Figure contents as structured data
--------------------------------
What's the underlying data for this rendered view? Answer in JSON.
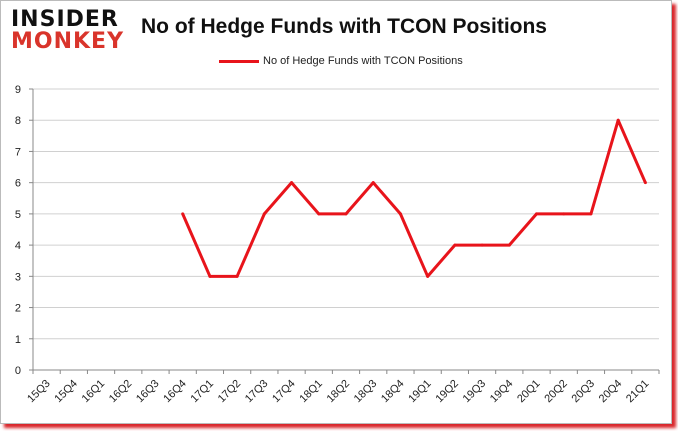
{
  "logo": {
    "line1": "INSIDER",
    "line2": "MONKEY"
  },
  "chart_data": {
    "type": "line",
    "title": "No of Hedge Funds with TCON Positions",
    "categories": [
      "15Q3",
      "15Q4",
      "16Q1",
      "16Q2",
      "16Q3",
      "16Q4",
      "17Q1",
      "17Q2",
      "17Q3",
      "17Q4",
      "18Q1",
      "18Q2",
      "18Q3",
      "18Q4",
      "19Q1",
      "19Q2",
      "19Q3",
      "19Q4",
      "20Q1",
      "20Q2",
      "20Q3",
      "20Q4",
      "21Q1"
    ],
    "series": [
      {
        "name": "No of Hedge Funds with TCON Positions",
        "color": "#e8141b",
        "values": [
          null,
          null,
          null,
          null,
          null,
          5,
          3,
          3,
          5,
          6,
          5,
          5,
          6,
          5,
          3,
          4,
          4,
          4,
          5,
          5,
          5,
          8,
          6
        ]
      }
    ],
    "ylim": [
      0,
      9
    ],
    "yticks": [
      0,
      1,
      2,
      3,
      4,
      5,
      6,
      7,
      8,
      9
    ],
    "grid": true,
    "legend": "top"
  }
}
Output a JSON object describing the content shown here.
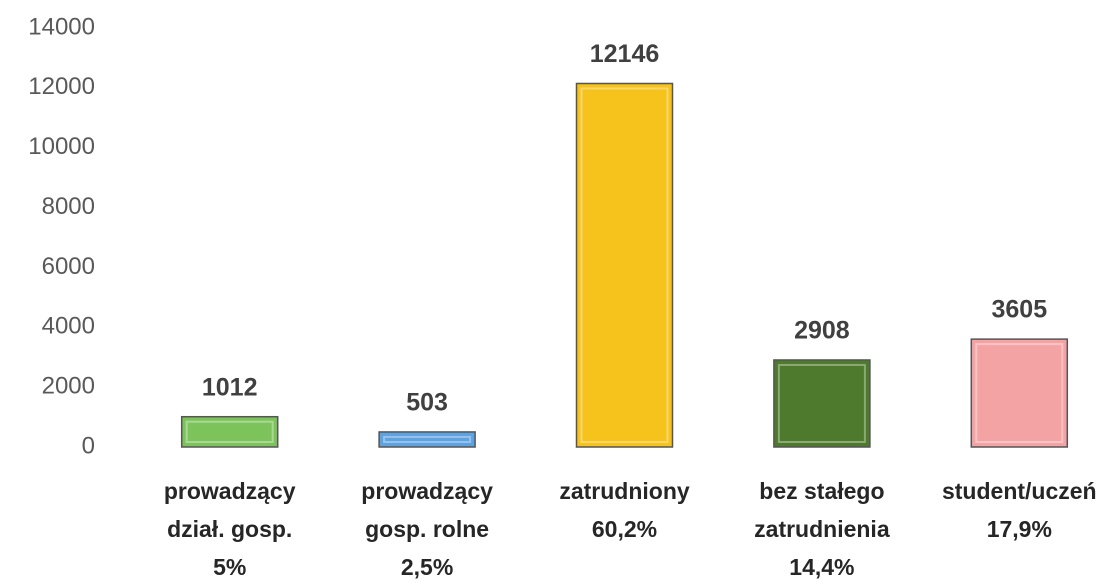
{
  "chart_data": {
    "type": "bar",
    "categories": [
      [
        "prowadzący",
        "dział. gosp.",
        "5%"
      ],
      [
        "prowadzący",
        "gosp. rolne",
        "2,5%"
      ],
      [
        "zatrudniony",
        "60,2%"
      ],
      [
        "bez stałego",
        "zatrudnienia",
        "14,4%"
      ],
      [
        "student/uczeń",
        "17,9%"
      ]
    ],
    "values": [
      1012,
      503,
      12146,
      2908,
      3605
    ],
    "colors": [
      "#7cc35b",
      "#5ea2e0",
      "#f6c21c",
      "#4d7a2c",
      "#f4a3a5"
    ],
    "ylim": [
      0,
      14000
    ],
    "yticks": [
      0,
      2000,
      4000,
      6000,
      8000,
      10000,
      12000,
      14000
    ],
    "grid": false
  }
}
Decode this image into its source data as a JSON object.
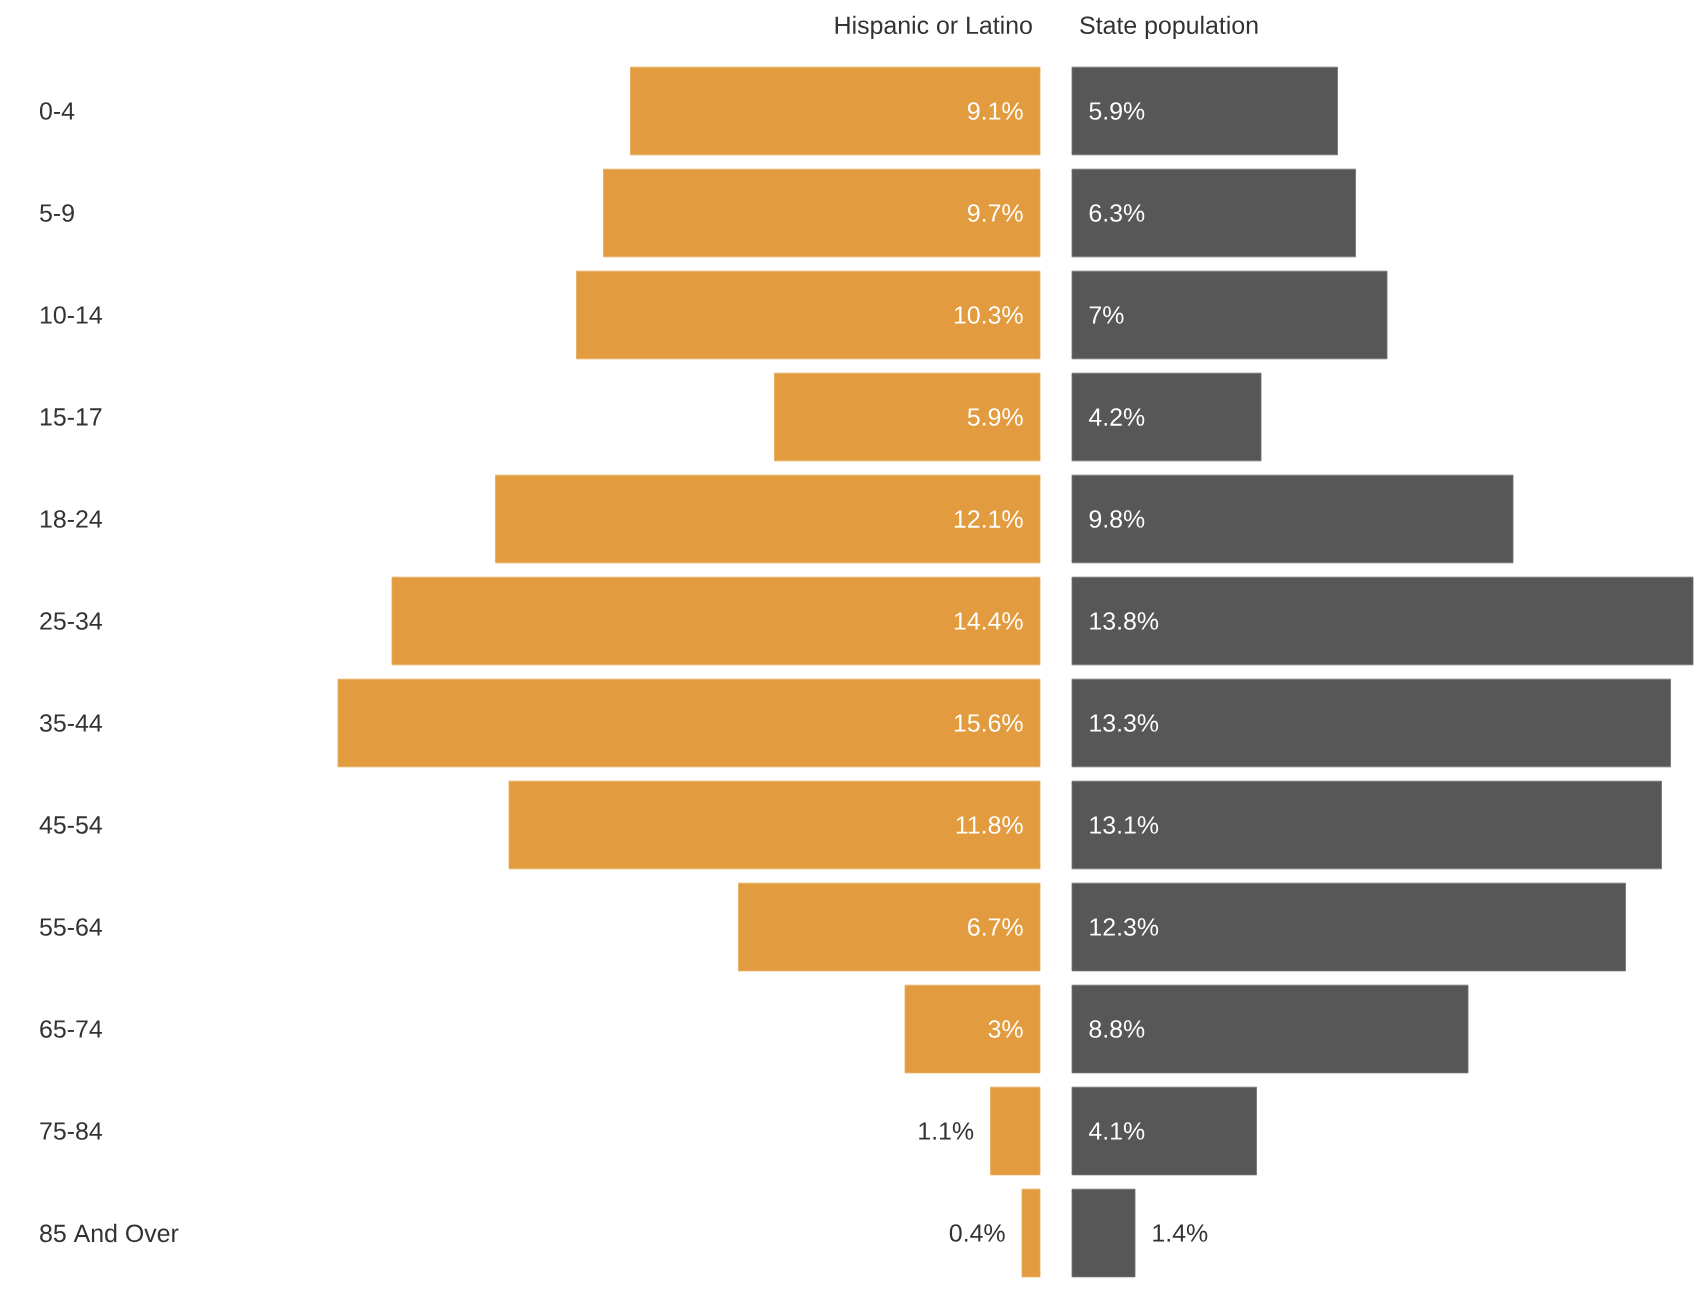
{
  "chart_data": [
    {
      "type": "bar",
      "orientation": "horizontal",
      "title": "Hispanic or Latino",
      "categories": [
        "0-4",
        "5-9",
        "10-14",
        "15-17",
        "18-24",
        "25-34",
        "35-44",
        "45-54",
        "55-64",
        "65-74",
        "75-84",
        "85 And Over"
      ],
      "values": [
        9.1,
        9.7,
        10.3,
        5.9,
        12.1,
        14.4,
        15.6,
        11.8,
        6.7,
        3,
        1.1,
        0.4
      ],
      "color": "#e29c3f",
      "value_labels": [
        "9.1%",
        "9.7%",
        "10.3%",
        "5.9%",
        "12.1%",
        "14.4%",
        "15.6%",
        "11.8%",
        "6.7%",
        "3%",
        "1.1%",
        "0.4%"
      ],
      "tick_labels": "y"
    },
    {
      "type": "bar",
      "orientation": "horizontal",
      "title": "State population",
      "categories": [
        null,
        null,
        null,
        null,
        null,
        null,
        null,
        null,
        null,
        null,
        null,
        null
      ],
      "values": [
        5.9,
        6.3,
        7,
        4.2,
        9.8,
        13.8,
        13.3,
        13.1,
        12.3,
        8.8,
        4.1,
        1.4
      ],
      "color": "#575757",
      "value_labels": [
        "5.9%",
        "6.3%",
        "7%",
        "4.2%",
        "9.8%",
        "13.8%",
        "13.3%",
        "13.1%",
        "12.3%",
        "8.8%",
        "4.1%",
        "1.4%"
      ],
      "tick_labels": false
    }
  ]
}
--------------------------------
YOUR TASK
Copy the records above exactly, leaving out every picture.

ANSWER TO THE TASK
What's the underlying data for this rendered view? Answer in JSON.
{
  "logo": {
    "line1": "INSIDER",
    "line2": "MONKEY"
  },
  "chart_data": {
    "type": "line",
    "title": "No of Hedge Funds with TCON Positions",
    "categories": [
      "15Q3",
      "15Q4",
      "16Q1",
      "16Q2",
      "16Q3",
      "16Q4",
      "17Q1",
      "17Q2",
      "17Q3",
      "17Q4",
      "18Q1",
      "18Q2",
      "18Q3",
      "18Q4",
      "19Q1",
      "19Q2",
      "19Q3",
      "19Q4",
      "20Q1",
      "20Q2",
      "20Q3",
      "20Q4",
      "21Q1"
    ],
    "series": [
      {
        "name": "No of Hedge Funds with TCON Positions",
        "color": "#e8141b",
        "values": [
          null,
          null,
          null,
          null,
          null,
          5,
          3,
          3,
          5,
          6,
          5,
          5,
          6,
          5,
          3,
          4,
          4,
          4,
          5,
          5,
          5,
          8,
          6
        ]
      }
    ],
    "ylim": [
      0,
      9
    ],
    "yticks": [
      0,
      1,
      2,
      3,
      4,
      5,
      6,
      7,
      8,
      9
    ],
    "grid": true,
    "legend": "top"
  }
}
Output a JSON object describing the content shown here.
{
  "chart_data": {
    "type": "bar",
    "categories": [
      [
        "prowadzący",
        "dział. gosp.",
        "5%"
      ],
      [
        "prowadzący",
        "gosp. rolne",
        "2,5%"
      ],
      [
        "zatrudniony",
        "60,2%"
      ],
      [
        "bez stałego",
        "zatrudnienia",
        "14,4%"
      ],
      [
        "student/uczeń",
        "17,9%"
      ]
    ],
    "values": [
      1012,
      503,
      12146,
      2908,
      3605
    ],
    "colors": [
      "#7cc35b",
      "#5ea2e0",
      "#f6c21c",
      "#4d7a2c",
      "#f4a3a5"
    ],
    "ylim": [
      0,
      14000
    ],
    "yticks": [
      0,
      2000,
      4000,
      6000,
      8000,
      10000,
      12000,
      14000
    ],
    "grid": false
  }
}
Decode this image into its source data as a JSON object.
{
  "chart_data": [
    {
      "type": "bar",
      "orientation": "horizontal",
      "title": "Hispanic or Latino",
      "categories": [
        "0-4",
        "5-9",
        "10-14",
        "15-17",
        "18-24",
        "25-34",
        "35-44",
        "45-54",
        "55-64",
        "65-74",
        "75-84",
        "85 And Over"
      ],
      "values": [
        9.1,
        9.7,
        10.3,
        5.9,
        12.1,
        14.4,
        15.6,
        11.8,
        6.7,
        3,
        1.1,
        0.4
      ],
      "color": "#e29c3f",
      "value_labels": [
        "9.1%",
        "9.7%",
        "10.3%",
        "5.9%",
        "12.1%",
        "14.4%",
        "15.6%",
        "11.8%",
        "6.7%",
        "3%",
        "1.1%",
        "0.4%"
      ],
      "tick_labels": "y"
    },
    {
      "type": "bar",
      "orientation": "horizontal",
      "title": "State population",
      "categories": [
        null,
        null,
        null,
        null,
        null,
        null,
        null,
        null,
        null,
        null,
        null,
        null
      ],
      "values": [
        5.9,
        6.3,
        7,
        4.2,
        9.8,
        13.8,
        13.3,
        13.1,
        12.3,
        8.8,
        4.1,
        1.4
      ],
      "color": "#575757",
      "value_labels": [
        "5.9%",
        "6.3%",
        "7%",
        "4.2%",
        "9.8%",
        "13.8%",
        "13.3%",
        "13.1%",
        "12.3%",
        "8.8%",
        "4.1%",
        "1.4%"
      ],
      "tick_labels": false
    }
  ]
}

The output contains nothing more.